→ GIVEN TASK
Lines before the one containing "Type out the text in this image." are excluded. Repeat that line and every line after it, exactly.

##### DATASET ENTRIES #####

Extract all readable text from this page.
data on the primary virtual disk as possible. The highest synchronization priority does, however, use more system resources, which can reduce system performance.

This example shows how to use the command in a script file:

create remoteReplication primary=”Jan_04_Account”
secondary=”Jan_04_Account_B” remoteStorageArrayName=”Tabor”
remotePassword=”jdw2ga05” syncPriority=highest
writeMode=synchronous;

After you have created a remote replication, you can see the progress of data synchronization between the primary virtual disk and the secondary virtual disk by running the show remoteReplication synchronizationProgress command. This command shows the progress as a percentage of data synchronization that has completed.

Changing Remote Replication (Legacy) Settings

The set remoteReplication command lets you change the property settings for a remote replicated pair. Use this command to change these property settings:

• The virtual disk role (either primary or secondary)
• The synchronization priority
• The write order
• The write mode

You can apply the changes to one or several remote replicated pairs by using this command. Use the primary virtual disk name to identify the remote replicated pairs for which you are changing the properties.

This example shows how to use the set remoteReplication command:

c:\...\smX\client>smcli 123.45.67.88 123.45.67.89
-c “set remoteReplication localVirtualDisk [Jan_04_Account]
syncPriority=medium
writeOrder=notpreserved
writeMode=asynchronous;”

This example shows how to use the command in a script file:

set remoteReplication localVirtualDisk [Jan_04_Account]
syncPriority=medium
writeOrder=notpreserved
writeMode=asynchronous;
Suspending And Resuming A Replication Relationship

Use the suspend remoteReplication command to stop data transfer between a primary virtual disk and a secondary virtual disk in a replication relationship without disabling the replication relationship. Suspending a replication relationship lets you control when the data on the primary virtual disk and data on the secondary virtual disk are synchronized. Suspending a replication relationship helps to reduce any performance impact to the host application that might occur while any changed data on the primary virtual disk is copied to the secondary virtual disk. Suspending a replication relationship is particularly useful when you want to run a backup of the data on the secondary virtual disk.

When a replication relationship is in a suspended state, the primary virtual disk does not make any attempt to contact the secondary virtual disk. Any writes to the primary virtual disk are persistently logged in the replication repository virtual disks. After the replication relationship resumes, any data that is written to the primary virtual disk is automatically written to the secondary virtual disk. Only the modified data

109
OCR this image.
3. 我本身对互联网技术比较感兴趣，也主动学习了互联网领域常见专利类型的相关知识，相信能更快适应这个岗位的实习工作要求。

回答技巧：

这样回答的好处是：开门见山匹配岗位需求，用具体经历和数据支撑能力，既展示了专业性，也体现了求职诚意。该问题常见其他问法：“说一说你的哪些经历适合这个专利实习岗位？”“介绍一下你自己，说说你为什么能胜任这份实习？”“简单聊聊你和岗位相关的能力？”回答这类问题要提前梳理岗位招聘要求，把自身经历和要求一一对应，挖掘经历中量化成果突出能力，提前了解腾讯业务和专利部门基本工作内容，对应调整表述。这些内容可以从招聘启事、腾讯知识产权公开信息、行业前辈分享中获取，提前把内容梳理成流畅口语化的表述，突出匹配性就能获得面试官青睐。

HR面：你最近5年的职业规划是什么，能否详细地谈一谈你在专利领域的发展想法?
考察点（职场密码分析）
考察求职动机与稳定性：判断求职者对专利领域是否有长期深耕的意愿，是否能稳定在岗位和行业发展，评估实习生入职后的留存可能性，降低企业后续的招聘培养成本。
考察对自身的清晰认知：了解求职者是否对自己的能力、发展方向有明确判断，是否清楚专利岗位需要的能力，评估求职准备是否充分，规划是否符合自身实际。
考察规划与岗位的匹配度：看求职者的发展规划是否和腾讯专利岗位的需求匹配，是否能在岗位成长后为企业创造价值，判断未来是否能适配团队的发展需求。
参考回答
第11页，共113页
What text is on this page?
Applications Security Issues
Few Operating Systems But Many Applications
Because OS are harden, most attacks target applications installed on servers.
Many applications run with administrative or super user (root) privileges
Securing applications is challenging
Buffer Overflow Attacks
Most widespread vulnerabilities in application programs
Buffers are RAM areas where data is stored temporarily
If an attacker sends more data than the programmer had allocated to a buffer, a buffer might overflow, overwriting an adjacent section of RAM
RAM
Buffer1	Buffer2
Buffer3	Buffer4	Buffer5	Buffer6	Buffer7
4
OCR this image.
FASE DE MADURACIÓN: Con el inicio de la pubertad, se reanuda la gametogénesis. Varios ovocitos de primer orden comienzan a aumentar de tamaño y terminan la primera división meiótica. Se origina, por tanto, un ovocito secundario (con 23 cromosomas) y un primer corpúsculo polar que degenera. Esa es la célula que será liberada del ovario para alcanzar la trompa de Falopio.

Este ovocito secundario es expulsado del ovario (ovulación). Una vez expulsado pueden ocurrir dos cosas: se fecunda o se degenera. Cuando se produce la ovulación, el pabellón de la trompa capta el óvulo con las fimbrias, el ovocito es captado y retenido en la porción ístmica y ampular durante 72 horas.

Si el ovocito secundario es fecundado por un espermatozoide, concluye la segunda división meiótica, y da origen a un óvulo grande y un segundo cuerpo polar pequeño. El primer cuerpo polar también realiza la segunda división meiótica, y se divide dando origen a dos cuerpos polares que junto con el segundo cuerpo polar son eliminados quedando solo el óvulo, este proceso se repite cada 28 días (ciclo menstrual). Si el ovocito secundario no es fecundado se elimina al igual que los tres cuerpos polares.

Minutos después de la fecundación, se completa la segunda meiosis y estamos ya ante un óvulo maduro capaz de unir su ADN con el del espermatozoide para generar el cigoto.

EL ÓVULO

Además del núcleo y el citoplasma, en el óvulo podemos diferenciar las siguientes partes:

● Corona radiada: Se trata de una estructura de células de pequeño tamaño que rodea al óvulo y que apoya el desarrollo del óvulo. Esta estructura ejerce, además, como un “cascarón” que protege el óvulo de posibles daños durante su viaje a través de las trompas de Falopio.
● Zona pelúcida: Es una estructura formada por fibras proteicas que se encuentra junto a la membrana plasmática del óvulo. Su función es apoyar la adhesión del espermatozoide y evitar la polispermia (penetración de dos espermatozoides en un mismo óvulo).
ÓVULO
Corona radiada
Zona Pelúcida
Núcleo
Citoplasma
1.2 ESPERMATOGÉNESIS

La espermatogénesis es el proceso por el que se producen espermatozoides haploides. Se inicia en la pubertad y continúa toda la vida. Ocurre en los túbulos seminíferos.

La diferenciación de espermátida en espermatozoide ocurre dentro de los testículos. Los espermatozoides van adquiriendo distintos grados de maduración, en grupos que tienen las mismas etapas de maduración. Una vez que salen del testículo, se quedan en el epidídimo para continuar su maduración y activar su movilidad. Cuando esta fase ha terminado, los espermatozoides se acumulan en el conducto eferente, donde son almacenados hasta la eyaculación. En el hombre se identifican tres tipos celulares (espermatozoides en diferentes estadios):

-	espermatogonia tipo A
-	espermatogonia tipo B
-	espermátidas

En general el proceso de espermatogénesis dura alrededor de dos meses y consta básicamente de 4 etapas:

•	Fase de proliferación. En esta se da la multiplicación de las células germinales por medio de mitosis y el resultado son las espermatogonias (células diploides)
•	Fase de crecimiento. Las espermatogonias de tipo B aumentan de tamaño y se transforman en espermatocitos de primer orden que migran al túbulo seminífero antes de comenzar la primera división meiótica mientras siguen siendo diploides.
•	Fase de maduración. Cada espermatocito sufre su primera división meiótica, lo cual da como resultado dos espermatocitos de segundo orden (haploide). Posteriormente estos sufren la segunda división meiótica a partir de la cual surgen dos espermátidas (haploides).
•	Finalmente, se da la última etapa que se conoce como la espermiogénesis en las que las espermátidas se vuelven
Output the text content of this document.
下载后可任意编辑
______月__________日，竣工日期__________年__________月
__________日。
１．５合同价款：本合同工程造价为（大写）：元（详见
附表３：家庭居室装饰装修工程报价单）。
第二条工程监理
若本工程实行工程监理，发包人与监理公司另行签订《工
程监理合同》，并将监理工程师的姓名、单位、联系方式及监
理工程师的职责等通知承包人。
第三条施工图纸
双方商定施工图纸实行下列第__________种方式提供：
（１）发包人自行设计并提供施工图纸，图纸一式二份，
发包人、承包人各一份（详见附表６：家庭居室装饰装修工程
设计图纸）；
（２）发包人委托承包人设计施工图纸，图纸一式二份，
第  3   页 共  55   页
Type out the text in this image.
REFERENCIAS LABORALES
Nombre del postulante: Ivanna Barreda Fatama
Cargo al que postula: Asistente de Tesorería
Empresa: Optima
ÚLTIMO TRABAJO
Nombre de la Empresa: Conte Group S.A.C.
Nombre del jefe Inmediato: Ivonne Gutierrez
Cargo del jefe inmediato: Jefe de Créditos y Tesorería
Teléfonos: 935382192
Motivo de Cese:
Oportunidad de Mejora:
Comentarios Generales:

#####

→ ANSWER FOR THE TASK
Type out the text in this image.
REFERENCIAS LABORALES
Nombre del postulante: Ivanna Barreda Fatama
Cargo al que postula: Asistente de Tesorería
Empresa: Optima
ÚLTIMO TRABAJO
Nombre de la Empresa: Conte Group S.A.C.
Nombre del jefe Inmediato: Ivonne Gutierrez
Cargo del jefe inmediato: Jefe de Créditos y Tesorería
Teléfonos: 935382192
Motivo de Cese:
Oportunidad de Mejora:
Comentarios Generales:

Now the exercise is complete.